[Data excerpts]
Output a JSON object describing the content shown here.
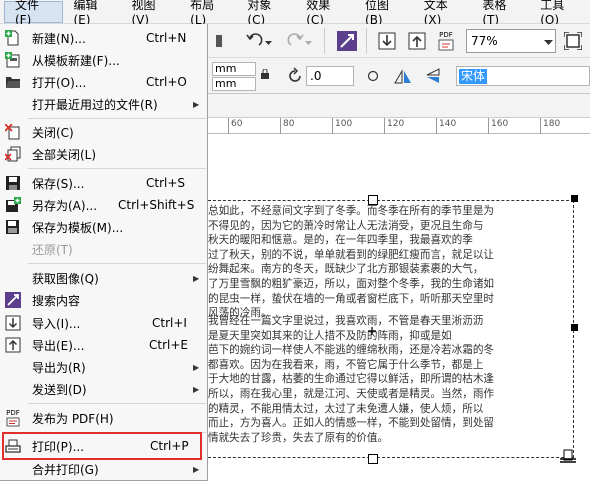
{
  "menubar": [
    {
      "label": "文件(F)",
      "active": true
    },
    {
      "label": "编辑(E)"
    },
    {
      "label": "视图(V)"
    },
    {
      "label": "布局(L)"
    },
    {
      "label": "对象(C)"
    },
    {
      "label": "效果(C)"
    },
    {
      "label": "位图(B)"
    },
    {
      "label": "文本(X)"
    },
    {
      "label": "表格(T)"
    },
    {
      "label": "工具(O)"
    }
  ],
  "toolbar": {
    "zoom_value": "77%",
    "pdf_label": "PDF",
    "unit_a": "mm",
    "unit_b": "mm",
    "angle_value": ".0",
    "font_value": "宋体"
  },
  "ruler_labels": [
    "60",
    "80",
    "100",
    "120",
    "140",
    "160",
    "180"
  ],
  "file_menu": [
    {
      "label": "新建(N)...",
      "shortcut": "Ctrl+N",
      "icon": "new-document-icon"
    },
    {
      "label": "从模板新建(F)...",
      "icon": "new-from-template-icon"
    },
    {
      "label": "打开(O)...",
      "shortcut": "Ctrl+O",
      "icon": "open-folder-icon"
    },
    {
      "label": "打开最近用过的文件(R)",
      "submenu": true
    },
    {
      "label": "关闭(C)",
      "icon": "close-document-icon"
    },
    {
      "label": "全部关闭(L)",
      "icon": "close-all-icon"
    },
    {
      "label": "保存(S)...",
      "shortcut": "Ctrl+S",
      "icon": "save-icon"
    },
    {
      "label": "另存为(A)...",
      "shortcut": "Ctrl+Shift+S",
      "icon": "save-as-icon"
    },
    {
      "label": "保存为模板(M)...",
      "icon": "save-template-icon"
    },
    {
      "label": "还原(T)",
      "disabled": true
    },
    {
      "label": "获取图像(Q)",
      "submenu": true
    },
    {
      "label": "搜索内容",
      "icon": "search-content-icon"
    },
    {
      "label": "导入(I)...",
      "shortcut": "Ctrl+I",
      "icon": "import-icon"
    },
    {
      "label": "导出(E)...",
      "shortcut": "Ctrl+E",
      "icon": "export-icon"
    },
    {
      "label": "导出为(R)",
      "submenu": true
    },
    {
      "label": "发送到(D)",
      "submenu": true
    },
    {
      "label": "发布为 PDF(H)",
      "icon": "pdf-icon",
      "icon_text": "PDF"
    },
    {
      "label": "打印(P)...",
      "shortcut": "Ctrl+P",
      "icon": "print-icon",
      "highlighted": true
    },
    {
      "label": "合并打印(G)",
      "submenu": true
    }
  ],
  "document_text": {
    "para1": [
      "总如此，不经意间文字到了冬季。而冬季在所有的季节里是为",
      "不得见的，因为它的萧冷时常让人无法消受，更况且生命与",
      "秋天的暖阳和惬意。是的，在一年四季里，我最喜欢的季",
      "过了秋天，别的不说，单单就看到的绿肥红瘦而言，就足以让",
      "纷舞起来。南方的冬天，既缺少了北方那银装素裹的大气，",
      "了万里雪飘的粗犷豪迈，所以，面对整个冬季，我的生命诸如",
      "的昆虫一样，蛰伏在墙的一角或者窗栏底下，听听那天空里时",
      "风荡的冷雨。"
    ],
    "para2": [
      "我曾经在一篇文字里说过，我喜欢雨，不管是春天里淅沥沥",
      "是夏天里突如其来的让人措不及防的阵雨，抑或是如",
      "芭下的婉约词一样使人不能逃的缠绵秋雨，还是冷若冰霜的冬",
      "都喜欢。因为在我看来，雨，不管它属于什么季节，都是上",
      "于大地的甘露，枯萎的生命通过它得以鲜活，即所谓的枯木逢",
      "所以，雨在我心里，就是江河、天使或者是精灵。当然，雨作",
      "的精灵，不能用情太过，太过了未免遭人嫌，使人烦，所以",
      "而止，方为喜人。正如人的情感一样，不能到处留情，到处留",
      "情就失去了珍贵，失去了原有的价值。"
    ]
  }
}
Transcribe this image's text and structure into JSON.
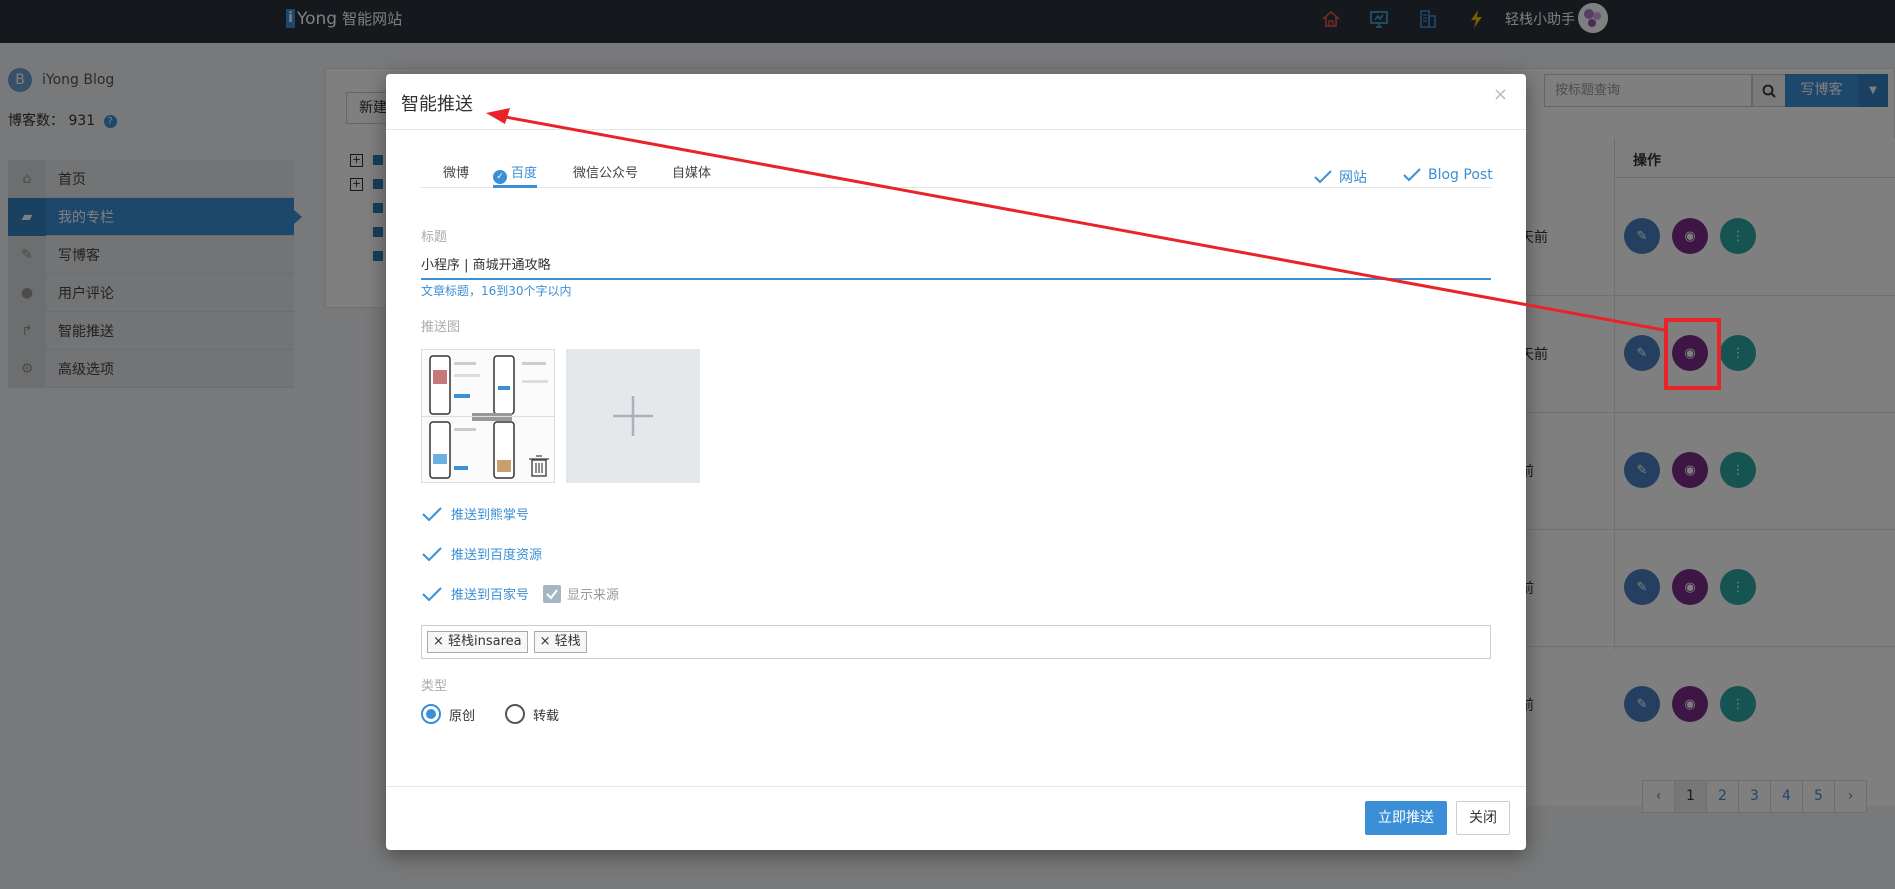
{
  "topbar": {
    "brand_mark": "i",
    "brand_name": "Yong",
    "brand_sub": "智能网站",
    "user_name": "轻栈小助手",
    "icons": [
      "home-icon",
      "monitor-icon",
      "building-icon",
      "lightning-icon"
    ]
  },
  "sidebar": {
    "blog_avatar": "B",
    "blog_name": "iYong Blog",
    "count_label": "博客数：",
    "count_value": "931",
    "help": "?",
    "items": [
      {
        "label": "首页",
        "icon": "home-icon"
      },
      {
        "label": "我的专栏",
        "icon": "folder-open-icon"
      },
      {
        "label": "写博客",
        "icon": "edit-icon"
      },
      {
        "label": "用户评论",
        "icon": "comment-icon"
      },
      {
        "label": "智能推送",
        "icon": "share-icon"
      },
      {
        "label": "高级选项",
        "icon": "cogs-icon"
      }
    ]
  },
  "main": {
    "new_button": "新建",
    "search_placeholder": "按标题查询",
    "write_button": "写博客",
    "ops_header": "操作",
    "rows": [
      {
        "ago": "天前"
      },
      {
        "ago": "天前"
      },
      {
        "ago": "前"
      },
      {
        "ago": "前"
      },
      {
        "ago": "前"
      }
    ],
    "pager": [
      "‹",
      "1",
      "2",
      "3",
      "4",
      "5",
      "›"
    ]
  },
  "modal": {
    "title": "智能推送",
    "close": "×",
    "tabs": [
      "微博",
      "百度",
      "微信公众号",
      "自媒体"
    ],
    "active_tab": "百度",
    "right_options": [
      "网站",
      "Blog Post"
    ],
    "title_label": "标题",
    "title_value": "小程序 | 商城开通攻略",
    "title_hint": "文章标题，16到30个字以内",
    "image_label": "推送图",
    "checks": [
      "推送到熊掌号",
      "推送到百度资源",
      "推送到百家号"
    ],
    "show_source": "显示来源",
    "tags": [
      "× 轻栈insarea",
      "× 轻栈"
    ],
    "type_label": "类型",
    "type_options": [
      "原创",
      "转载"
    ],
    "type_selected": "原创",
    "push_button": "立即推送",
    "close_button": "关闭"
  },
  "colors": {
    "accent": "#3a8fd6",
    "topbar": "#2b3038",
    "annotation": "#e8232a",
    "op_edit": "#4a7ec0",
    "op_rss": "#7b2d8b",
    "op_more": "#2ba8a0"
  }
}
* * *
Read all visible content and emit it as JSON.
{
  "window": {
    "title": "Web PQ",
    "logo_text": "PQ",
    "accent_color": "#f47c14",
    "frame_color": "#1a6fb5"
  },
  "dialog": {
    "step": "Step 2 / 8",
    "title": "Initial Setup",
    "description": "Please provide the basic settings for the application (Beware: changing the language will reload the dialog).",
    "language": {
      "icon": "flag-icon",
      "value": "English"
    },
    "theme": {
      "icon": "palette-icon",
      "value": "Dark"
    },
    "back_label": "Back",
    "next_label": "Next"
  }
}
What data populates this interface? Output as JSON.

Task instructions:
Extract the span of lines that starts with the line containing "Read all visible content and emit it as JSON." and ends with the line containing "What data populates". Keep it exact and add nothing.

The result:
Read all visible content and emit it as JSON.
{
  "window": {
    "title": "Web PQ",
    "logo_text": "PQ",
    "accent_color": "#f47c14",
    "frame_color": "#1a6fb5"
  },
  "dialog": {
    "step": "Step 2 / 8",
    "title": "Initial Setup",
    "description": "Please provide the basic settings for the application (Beware: changing the language will reload the dialog).",
    "language": {
      "icon": "flag-icon",
      "value": "English"
    },
    "theme": {
      "icon": "palette-icon",
      "value": "Dark"
    },
    "back_label": "Back",
    "next_label": "Next"
  }
}
What data populates this interface? Output as JSON.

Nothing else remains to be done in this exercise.